Spatial annotation rows
::::::

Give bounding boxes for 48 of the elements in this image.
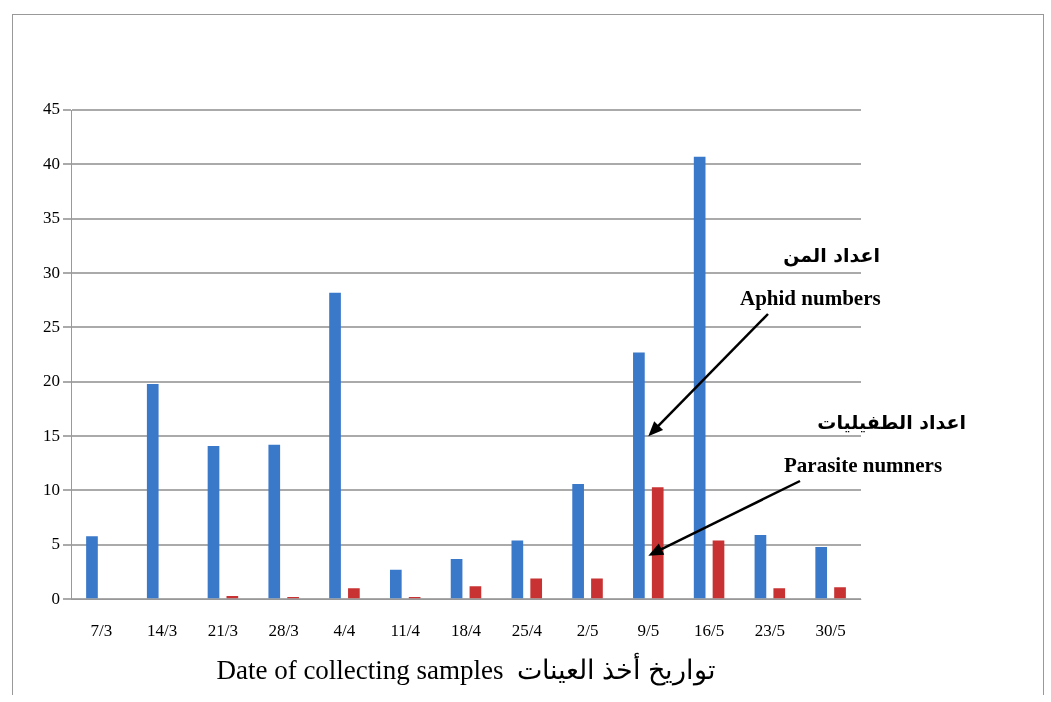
y-tick-label: 0 bbox=[51, 588, 60, 608]
bar bbox=[773, 588, 786, 599]
bar bbox=[146, 383, 159, 599]
x-tick-label: 30/5 bbox=[815, 620, 846, 640]
bar bbox=[207, 445, 220, 599]
annotation: Aphid numbers bbox=[740, 286, 881, 310]
x-tick-label: 7/3 bbox=[90, 620, 113, 640]
y-tick-label: 35 bbox=[43, 208, 60, 228]
bar bbox=[469, 586, 482, 599]
bar bbox=[348, 588, 360, 599]
y-tick-label: 45 bbox=[43, 99, 60, 119]
y-tick-label: 5 bbox=[51, 534, 60, 554]
y-tick-label: 10 bbox=[43, 479, 60, 499]
x-axis-title: Date of collecting samples تواريخ أخذ العينات bbox=[216, 651, 716, 686]
x-tick-label: 9/5 bbox=[637, 620, 660, 640]
y-tick-label: 20 bbox=[43, 371, 60, 391]
x-tick-label: 2/5 bbox=[576, 620, 599, 640]
bar bbox=[329, 292, 341, 599]
bar bbox=[450, 558, 463, 599]
bar bbox=[712, 540, 725, 599]
y-tick-label: 25 bbox=[43, 316, 60, 336]
x-tick-label: 11/4 bbox=[390, 620, 421, 640]
bar bbox=[834, 587, 846, 599]
bar bbox=[633, 352, 645, 599]
bar bbox=[530, 578, 543, 599]
x-tick-label: 16/5 bbox=[693, 620, 725, 640]
bar bbox=[511, 540, 524, 599]
y-tick-label: 15 bbox=[43, 425, 60, 445]
annotation: Parasite numners bbox=[784, 453, 943, 477]
x-tick-label: 23/5 bbox=[754, 620, 785, 640]
y-tick-label: 40 bbox=[43, 153, 60, 173]
bar bbox=[754, 535, 767, 599]
bar bbox=[389, 569, 402, 599]
bar bbox=[591, 578, 603, 599]
bar bbox=[572, 483, 584, 599]
x-tick-label: 4/4 bbox=[333, 620, 356, 640]
bar bbox=[268, 444, 281, 599]
x-tick-label: 14/3 bbox=[147, 620, 178, 640]
x-tick-label: 28/3 bbox=[268, 620, 299, 640]
annotation: اعداد الطفيليات bbox=[817, 411, 966, 433]
bar bbox=[693, 156, 706, 599]
bar bbox=[815, 547, 828, 599]
x-tick-label: 18/4 bbox=[450, 620, 482, 640]
bar bbox=[86, 536, 98, 599]
annotation: اعداد المن bbox=[783, 244, 880, 267]
x-tick-label: 21/3 bbox=[207, 620, 239, 640]
x-tick-label: 25/4 bbox=[511, 620, 543, 640]
y-tick-label: 30 bbox=[43, 262, 60, 282]
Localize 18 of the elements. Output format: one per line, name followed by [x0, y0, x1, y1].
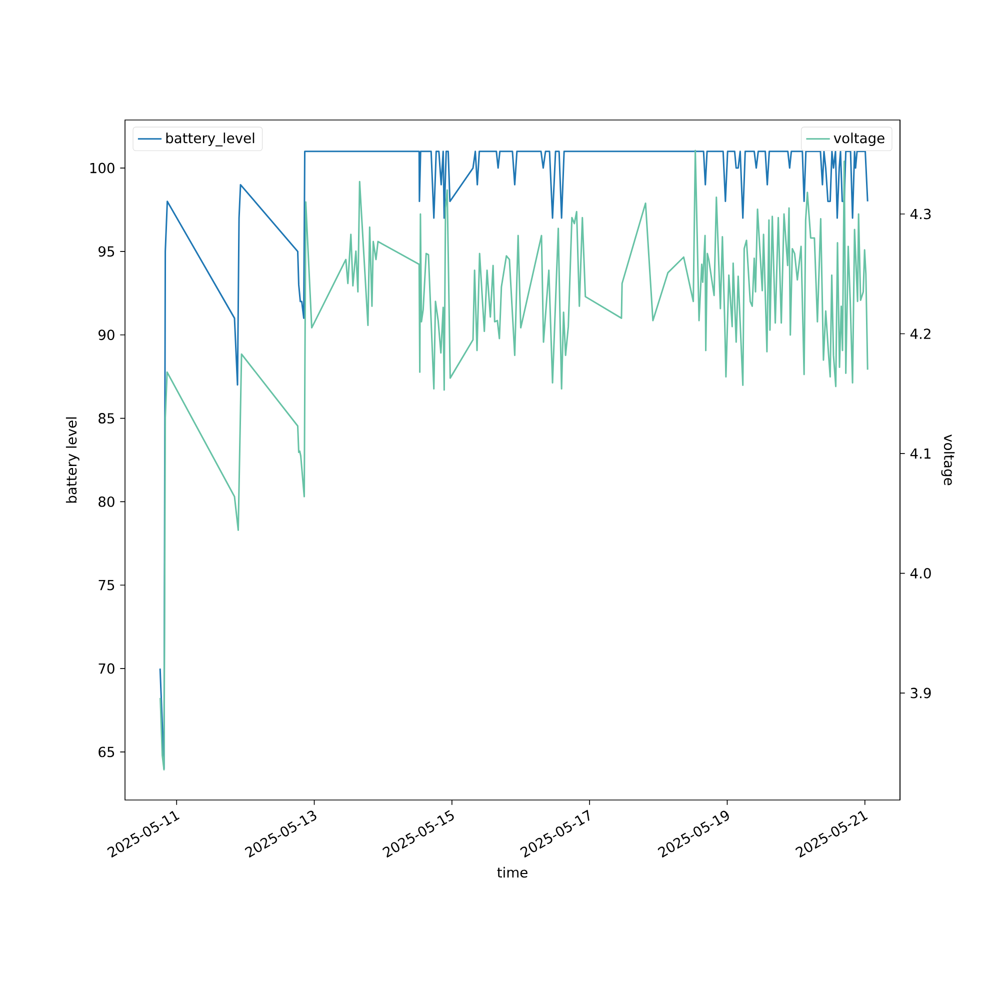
legend-label: battery_level: [166, 132, 254, 146]
y-tick-label: 70: [98, 663, 114, 674]
y2-tick-label: 4.0: [910, 568, 931, 579]
y-tick-label: 80: [98, 496, 114, 507]
y-tick-label: 75: [98, 580, 114, 590]
y-tick-label: 100: [90, 162, 114, 174]
x-axis-title: time: [497, 866, 528, 878]
y2-tick-label: 4.2: [910, 328, 930, 339]
y-tick-label: 65: [98, 746, 114, 758]
y-axis-title: battery level: [66, 417, 80, 503]
y-tick-label: 95: [98, 246, 114, 257]
y2-tick-label: 4.1: [910, 448, 930, 459]
y-tick-label: 90: [98, 330, 114, 340]
y-tick-label: 85: [98, 413, 114, 424]
y2-axis-title: voltage: [941, 434, 955, 486]
legend-label: voltage: [834, 132, 884, 146]
y2-tick-label: 4.3: [910, 208, 931, 220]
y2-tick-label: 3.9: [910, 688, 931, 698]
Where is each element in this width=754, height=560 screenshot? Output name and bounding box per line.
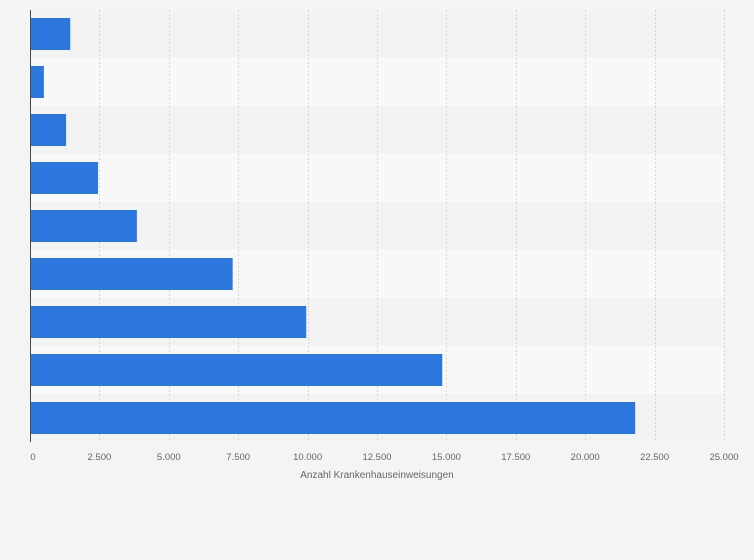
- bar: [30, 114, 67, 146]
- bar: [30, 306, 307, 338]
- bar: [30, 210, 137, 242]
- bar: [30, 354, 443, 386]
- x-tick-label: 7.500: [226, 452, 250, 463]
- x-tick-label: 15.000: [432, 452, 461, 463]
- x-axis-ticks: 0 2.500 5.000 7.500 10.000 12.500 15.000 17.500…: [30, 452, 738, 463]
- x-tick-label: 5.000: [157, 452, 181, 463]
- x-tick-label: 25.000: [709, 452, 738, 463]
- x-tick-label: 12.500: [362, 452, 391, 463]
- bar: [30, 162, 99, 194]
- bar: [30, 66, 44, 98]
- x-tick-label: 20.000: [571, 452, 600, 463]
- x-tick-label: 17.500: [501, 452, 530, 463]
- x-tick-label: 0: [30, 452, 35, 463]
- bars: [30, 18, 636, 434]
- bar: [30, 402, 636, 434]
- x-tick-label: 2.500: [88, 452, 112, 463]
- x-tick-label: 10.000: [293, 452, 322, 463]
- bar: [30, 18, 71, 50]
- bar: [30, 258, 233, 290]
- x-axis-title: Anzahl Krankenhauseinweisungen: [300, 470, 453, 481]
- x-tick-label: 22.500: [640, 452, 669, 463]
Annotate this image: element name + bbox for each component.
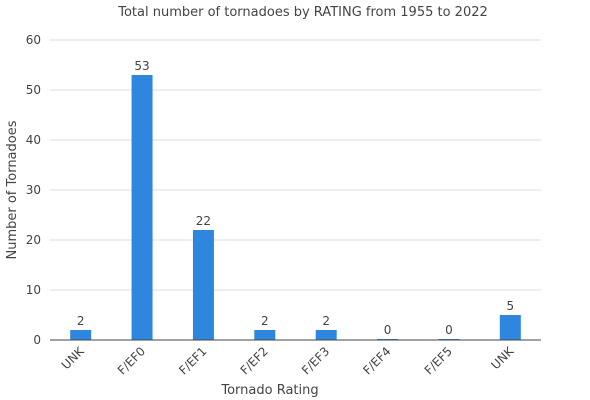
chart-title: Total number of tornadoes by RATING from… — [117, 5, 488, 20]
y-tick-label: 10 — [26, 283, 41, 297]
data-label: 2 — [261, 314, 269, 328]
x-axis-ticks: UNK F/EF0 F/EF1 F/EF2 F/EF3 F/EF4 F/EF5 UNK — [59, 343, 517, 377]
x-tick-label: F/EF3 — [299, 344, 332, 377]
bar — [70, 330, 92, 340]
y-tick-label: 30 — [26, 183, 41, 197]
bar — [131, 75, 153, 340]
y-tick-label: 60 — [26, 33, 41, 47]
x-tick-label: F/EF2 — [238, 344, 271, 377]
x-axis-title: Tornado Rating — [220, 383, 318, 398]
data-label: 5 — [506, 299, 514, 313]
grid-lines — [50, 39, 541, 291]
y-tick-label: 40 — [26, 133, 41, 147]
data-label: 0 — [384, 323, 392, 337]
bar — [315, 330, 337, 340]
bars — [70, 75, 521, 340]
y-tick-label: 50 — [26, 83, 41, 97]
x-tick-label: UNK — [59, 343, 88, 372]
y-axis-title: Number of Tornadoes — [5, 120, 20, 259]
bar — [254, 330, 276, 340]
x-tick-label: UNK — [488, 343, 517, 372]
x-tick-label: F/EF0 — [115, 344, 148, 377]
data-label: 2 — [322, 314, 330, 328]
x-tick-label: F/EF5 — [422, 344, 455, 377]
y-tick-label: 20 — [26, 233, 41, 247]
data-label: 22 — [196, 214, 211, 228]
data-label: 53 — [134, 59, 149, 73]
bar — [192, 230, 214, 340]
bar — [499, 315, 521, 340]
x-tick-label: F/EF4 — [360, 344, 393, 377]
x-tick-label: F/EF1 — [176, 344, 209, 377]
data-label: 2 — [77, 314, 85, 328]
data-label: 0 — [445, 323, 453, 337]
y-axis-ticks: 0 10 20 30 40 50 60 — [26, 33, 41, 347]
y-tick-label: 0 — [33, 333, 41, 347]
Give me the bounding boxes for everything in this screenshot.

::::::

_Instructions to follow_.
Extract every row that contains the word "Give", matching case exactly.

_Result of this exercise_.
Give bounding boxes for 48 of the elements in this image.
Give me the bounding boxes for everything in this screenshot.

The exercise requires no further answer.